Saved entries |
(begin)

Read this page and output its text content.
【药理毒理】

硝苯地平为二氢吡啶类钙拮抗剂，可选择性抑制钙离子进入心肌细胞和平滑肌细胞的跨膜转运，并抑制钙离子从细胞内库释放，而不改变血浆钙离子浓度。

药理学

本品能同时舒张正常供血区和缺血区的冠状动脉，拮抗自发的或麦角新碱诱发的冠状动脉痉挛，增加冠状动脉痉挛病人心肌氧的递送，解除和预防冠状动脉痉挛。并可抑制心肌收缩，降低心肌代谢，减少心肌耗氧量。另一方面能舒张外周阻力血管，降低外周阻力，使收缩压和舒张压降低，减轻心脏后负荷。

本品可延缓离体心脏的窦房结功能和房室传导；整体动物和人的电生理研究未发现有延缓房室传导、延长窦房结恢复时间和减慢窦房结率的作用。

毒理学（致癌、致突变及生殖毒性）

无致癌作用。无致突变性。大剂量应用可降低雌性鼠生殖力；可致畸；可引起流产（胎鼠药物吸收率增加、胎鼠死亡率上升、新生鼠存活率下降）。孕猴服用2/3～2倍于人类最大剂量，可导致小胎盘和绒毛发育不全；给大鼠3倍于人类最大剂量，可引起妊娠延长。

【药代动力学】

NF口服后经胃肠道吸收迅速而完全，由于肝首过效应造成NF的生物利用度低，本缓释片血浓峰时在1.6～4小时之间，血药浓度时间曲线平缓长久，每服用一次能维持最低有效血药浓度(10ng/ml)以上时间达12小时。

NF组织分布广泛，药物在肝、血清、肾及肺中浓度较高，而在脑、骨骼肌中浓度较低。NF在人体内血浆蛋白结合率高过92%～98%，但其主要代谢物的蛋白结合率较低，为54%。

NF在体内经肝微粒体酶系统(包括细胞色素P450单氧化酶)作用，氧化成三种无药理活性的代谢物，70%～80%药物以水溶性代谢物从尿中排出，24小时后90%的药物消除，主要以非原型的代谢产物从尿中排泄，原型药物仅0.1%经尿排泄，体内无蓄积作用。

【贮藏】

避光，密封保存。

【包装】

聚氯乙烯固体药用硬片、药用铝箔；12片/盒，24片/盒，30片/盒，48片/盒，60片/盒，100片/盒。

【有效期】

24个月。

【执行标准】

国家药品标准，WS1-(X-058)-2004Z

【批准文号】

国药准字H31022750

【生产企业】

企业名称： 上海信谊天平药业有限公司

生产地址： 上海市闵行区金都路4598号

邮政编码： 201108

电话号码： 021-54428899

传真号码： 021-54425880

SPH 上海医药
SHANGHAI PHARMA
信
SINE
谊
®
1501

(end)

GIVEN INSTRUCTION |
All of the entries need to be reproduced exactly; please write them out.

ANSWER BELOW |
Read this page and output its text content.
【药理毒理】

硝苯地平为二氢吡啶类钙拮抗剂，可选择性抑制钙离子进入心肌细胞和平滑肌细胞的跨膜转运，并抑制钙离子从细胞内库释放，而不改变血浆钙离子浓度。

药理学

本品能同时舒张正常供血区和缺血区的冠状动脉，拮抗自发的或麦角新碱诱发的冠状动脉痉挛，增加冠状动脉痉挛病人心肌氧的递送，解除和预防冠状动脉痉挛。并可抑制心肌收缩，降低心肌代谢，减少心肌耗氧量。另一方面能舒张外周阻力血管，降低外周阻力，使收缩压和舒张压降低，减轻心脏后负荷。

本品可延缓离体心脏的窦房结功能和房室传导；整体动物和人的电生理研究未发现有延缓房室传导、延长窦房结恢复时间和减慢窦房结率的作用。

毒理学（致癌、致突变及生殖毒性）

无致癌作用。无致突变性。大剂量应用可降低雌性鼠生殖力；可致畸；可引起流产（胎鼠药物吸收率增加、胎鼠死亡率上升、新生鼠存活率下降）。孕猴服用2/3～2倍于人类最大剂量，可导致小胎盘和绒毛发育不全；给大鼠3倍于人类最大剂量，可引起妊娠延长。

【药代动力学】

NF口服后经胃肠道吸收迅速而完全，由于肝首过效应造成NF的生物利用度低，本缓释片血浓峰时在1.6～4小时之间，血药浓度时间曲线平缓长久，每服用一次能维持最低有效血药浓度(10ng/ml)以上时间达12小时。

NF组织分布广泛，药物在肝、血清、肾及肺中浓度较高，而在脑、骨骼肌中浓度较低。NF在人体内血浆蛋白结合率高过92%～98%，但其主要代谢物的蛋白结合率较低，为54%。

NF在体内经肝微粒体酶系统(包括细胞色素P450单氧化酶)作用，氧化成三种无药理活性的代谢物，70%～80%药物以水溶性代谢物从尿中排出，24小时后90%的药物消除，主要以非原型的代谢产物从尿中排泄，原型药物仅0.1%经尿排泄，体内无蓄积作用。

【贮藏】

避光，密封保存。

【包装】

聚氯乙烯固体药用硬片、药用铝箔；12片/盒，24片/盒，30片/盒，48片/盒，60片/盒，100片/盒。

【有效期】

24个月。

【执行标准】

国家药品标准，WS1-(X-058)-2004Z

【批准文号】

国药准字H31022750

【生产企业】

企业名称： 上海信谊天平药业有限公司

生产地址： 上海市闵行区金都路4598号

邮政编码： 201108

电话号码： 021-54428899

传真号码： 021-54425880

SPH 上海医药
SHANGHAI PHARMA
信
SINE
谊
®
1501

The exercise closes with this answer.